- **Task description**
Go through the records and copy each line where the word "diagram" occurs.

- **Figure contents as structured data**
'''
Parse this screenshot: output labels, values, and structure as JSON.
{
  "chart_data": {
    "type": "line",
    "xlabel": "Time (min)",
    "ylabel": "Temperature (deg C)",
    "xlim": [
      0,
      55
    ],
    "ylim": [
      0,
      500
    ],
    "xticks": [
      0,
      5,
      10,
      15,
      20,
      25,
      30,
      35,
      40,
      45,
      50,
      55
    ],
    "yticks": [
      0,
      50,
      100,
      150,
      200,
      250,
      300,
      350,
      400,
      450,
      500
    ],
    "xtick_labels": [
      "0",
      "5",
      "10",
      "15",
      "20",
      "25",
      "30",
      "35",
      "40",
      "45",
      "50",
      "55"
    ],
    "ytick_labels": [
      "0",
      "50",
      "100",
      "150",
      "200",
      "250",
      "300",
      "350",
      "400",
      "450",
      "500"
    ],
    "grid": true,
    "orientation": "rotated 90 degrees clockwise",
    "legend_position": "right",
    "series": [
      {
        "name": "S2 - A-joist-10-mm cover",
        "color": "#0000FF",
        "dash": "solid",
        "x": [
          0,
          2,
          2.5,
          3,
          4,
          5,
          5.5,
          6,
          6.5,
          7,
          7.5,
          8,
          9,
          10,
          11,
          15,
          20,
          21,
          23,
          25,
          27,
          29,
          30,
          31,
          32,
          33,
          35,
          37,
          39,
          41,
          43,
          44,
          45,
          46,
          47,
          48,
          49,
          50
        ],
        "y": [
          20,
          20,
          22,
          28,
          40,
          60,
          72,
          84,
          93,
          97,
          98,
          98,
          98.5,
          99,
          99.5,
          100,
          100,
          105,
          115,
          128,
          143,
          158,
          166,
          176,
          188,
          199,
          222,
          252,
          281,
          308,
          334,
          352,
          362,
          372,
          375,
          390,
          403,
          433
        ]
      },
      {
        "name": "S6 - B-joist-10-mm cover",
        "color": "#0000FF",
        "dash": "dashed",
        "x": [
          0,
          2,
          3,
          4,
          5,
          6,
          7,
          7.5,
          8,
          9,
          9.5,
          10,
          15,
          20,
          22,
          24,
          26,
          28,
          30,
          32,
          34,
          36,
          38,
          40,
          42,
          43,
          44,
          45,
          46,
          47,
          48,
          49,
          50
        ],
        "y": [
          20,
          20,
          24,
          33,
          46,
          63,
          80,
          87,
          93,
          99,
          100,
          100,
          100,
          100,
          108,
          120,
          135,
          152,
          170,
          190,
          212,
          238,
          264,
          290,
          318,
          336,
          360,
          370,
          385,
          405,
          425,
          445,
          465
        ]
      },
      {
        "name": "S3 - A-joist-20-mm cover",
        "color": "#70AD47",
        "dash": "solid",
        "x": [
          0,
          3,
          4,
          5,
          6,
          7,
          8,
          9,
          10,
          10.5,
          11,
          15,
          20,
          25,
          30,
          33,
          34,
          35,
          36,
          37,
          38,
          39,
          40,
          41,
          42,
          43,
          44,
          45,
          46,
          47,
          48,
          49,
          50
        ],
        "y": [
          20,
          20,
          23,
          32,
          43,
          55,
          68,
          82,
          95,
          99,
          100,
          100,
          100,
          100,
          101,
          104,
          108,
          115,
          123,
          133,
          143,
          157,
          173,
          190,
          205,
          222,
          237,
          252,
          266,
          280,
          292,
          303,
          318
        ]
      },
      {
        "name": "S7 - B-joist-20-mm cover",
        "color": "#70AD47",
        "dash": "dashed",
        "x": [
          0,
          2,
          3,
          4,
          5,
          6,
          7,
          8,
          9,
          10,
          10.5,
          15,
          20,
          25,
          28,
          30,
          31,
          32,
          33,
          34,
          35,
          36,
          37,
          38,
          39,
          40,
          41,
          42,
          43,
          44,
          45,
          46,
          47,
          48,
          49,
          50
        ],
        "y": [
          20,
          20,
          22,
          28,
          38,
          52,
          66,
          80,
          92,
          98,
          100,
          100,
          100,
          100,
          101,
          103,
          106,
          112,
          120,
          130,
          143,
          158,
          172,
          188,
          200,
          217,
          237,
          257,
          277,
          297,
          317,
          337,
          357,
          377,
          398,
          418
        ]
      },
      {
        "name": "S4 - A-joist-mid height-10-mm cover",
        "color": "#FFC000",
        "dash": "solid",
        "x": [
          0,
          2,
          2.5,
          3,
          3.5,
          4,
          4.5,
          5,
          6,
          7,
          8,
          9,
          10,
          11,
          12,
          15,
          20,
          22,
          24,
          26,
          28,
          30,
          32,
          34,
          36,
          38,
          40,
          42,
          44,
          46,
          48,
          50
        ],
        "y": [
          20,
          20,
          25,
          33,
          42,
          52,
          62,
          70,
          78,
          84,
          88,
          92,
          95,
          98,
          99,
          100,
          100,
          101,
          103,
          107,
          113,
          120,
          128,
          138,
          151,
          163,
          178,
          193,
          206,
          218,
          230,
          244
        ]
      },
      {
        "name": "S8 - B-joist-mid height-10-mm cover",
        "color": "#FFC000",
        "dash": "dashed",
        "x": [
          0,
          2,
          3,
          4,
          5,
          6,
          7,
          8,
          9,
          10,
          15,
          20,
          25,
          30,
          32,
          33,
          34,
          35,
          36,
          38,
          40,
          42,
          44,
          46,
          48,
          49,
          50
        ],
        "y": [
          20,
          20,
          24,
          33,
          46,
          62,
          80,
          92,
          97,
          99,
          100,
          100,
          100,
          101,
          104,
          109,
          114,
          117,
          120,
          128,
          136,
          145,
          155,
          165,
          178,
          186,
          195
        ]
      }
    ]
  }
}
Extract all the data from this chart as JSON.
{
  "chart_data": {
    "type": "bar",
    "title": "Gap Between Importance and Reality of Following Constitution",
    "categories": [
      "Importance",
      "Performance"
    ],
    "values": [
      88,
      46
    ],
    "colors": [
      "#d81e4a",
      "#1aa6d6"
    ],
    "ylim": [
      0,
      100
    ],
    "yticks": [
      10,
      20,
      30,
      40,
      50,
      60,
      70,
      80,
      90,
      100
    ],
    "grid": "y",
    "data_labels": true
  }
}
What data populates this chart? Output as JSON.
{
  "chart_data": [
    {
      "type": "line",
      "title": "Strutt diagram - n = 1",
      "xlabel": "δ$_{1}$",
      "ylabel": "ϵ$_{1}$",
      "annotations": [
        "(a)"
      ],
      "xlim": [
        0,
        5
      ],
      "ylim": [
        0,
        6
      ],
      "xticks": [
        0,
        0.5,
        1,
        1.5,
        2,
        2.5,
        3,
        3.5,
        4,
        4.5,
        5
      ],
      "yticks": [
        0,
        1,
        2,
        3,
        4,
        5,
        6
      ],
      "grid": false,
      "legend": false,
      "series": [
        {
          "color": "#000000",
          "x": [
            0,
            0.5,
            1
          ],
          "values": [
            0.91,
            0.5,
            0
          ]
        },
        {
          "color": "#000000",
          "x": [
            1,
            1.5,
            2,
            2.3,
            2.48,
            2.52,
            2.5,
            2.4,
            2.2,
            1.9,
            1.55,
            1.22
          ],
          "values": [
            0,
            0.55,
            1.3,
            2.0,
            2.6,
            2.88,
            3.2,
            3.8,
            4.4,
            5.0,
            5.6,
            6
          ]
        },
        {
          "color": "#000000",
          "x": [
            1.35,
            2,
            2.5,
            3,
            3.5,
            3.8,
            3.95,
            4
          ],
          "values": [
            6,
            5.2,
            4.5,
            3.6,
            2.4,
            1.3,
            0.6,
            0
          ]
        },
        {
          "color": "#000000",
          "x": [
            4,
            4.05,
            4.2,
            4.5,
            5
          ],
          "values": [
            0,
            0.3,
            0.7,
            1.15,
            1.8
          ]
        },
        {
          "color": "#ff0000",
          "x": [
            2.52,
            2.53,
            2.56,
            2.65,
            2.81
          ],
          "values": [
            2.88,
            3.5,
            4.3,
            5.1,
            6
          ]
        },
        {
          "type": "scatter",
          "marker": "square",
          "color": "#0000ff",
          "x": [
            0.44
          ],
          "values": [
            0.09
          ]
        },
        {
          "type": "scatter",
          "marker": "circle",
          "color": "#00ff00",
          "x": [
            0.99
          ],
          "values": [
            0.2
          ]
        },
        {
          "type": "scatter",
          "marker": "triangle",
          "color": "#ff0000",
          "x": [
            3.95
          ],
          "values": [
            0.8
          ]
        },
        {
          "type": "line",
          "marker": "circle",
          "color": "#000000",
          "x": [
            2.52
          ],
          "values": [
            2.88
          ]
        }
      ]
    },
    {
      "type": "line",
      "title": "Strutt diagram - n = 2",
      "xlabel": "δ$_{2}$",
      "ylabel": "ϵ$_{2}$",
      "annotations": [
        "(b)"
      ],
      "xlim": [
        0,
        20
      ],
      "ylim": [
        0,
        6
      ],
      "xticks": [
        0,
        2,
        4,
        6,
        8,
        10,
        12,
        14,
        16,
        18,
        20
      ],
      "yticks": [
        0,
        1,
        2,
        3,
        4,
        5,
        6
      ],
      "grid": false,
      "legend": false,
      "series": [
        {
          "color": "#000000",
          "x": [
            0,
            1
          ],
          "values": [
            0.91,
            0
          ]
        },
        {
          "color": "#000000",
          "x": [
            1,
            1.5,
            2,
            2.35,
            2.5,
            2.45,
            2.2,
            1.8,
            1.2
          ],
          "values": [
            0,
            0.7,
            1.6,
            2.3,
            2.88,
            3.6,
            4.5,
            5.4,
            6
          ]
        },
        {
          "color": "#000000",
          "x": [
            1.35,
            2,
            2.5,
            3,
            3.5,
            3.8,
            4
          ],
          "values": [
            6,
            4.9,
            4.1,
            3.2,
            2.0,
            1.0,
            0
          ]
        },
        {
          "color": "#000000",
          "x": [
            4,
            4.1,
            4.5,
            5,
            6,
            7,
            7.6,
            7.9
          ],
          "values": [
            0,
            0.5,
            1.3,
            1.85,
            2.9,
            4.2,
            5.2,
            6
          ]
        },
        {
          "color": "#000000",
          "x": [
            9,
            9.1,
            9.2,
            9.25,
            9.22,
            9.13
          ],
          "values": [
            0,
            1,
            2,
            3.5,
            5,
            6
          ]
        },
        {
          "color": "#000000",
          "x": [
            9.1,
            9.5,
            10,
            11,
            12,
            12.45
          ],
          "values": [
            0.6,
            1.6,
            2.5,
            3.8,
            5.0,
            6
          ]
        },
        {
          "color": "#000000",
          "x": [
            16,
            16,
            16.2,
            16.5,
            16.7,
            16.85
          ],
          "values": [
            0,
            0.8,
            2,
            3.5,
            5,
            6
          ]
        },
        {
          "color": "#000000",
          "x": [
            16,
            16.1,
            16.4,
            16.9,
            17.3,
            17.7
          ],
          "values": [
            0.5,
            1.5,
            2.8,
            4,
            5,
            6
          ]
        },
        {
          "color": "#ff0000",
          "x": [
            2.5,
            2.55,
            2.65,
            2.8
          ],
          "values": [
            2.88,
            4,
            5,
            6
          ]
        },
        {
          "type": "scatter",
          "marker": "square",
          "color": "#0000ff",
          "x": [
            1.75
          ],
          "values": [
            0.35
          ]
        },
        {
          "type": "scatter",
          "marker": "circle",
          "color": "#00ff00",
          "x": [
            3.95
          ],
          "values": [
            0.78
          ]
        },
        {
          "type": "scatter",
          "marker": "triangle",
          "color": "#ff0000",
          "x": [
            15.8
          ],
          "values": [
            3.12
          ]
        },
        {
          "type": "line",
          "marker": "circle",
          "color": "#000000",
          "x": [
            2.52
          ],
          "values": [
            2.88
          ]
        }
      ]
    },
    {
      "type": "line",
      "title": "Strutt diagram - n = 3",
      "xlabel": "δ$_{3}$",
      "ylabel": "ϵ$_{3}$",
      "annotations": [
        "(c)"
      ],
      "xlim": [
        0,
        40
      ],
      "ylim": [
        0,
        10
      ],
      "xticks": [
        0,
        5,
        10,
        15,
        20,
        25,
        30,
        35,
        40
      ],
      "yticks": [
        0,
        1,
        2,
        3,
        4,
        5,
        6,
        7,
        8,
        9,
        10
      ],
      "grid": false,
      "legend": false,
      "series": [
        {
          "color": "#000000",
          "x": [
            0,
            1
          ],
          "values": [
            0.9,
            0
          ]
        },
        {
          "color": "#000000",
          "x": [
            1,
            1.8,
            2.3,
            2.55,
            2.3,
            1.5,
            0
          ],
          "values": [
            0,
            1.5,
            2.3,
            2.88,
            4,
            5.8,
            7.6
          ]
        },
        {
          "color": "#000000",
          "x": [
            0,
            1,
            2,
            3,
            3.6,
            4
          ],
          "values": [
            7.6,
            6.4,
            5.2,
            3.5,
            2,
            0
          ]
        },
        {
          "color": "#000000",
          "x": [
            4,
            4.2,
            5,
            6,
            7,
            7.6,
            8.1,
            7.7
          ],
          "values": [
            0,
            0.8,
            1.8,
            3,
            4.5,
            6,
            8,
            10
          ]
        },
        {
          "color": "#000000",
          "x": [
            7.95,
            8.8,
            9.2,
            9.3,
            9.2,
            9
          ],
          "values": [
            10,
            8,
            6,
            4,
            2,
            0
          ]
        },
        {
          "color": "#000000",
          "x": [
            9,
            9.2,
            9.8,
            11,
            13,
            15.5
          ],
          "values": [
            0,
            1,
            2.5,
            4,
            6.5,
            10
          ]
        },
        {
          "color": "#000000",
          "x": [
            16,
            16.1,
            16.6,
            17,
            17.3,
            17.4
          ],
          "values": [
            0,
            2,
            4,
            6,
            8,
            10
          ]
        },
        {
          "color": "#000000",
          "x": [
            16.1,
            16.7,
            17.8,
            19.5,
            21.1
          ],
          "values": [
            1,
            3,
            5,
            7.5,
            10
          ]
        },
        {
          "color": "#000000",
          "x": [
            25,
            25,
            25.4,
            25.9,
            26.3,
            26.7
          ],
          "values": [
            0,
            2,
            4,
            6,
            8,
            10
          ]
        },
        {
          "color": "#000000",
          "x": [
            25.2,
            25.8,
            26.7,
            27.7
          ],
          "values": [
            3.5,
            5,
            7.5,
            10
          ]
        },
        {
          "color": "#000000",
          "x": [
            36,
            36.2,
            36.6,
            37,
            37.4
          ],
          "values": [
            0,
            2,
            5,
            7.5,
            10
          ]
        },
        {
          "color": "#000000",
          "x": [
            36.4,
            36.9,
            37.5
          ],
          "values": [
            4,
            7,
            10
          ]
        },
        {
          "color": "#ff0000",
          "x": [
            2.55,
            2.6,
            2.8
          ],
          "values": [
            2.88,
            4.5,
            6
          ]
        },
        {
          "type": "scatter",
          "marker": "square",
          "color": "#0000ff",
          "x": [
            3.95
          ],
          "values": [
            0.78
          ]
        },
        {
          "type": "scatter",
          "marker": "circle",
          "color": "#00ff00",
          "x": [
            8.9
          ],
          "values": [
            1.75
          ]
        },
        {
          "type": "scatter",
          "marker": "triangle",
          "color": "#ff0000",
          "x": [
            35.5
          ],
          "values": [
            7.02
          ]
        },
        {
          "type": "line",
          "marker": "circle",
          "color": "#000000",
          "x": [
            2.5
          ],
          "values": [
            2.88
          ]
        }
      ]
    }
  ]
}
'''
- **Complete response**
      "title": "Strutt diagram - n = 1",
      "title": "Strutt diagram - n = 2",
      "title": "Strutt diagram - n = 3",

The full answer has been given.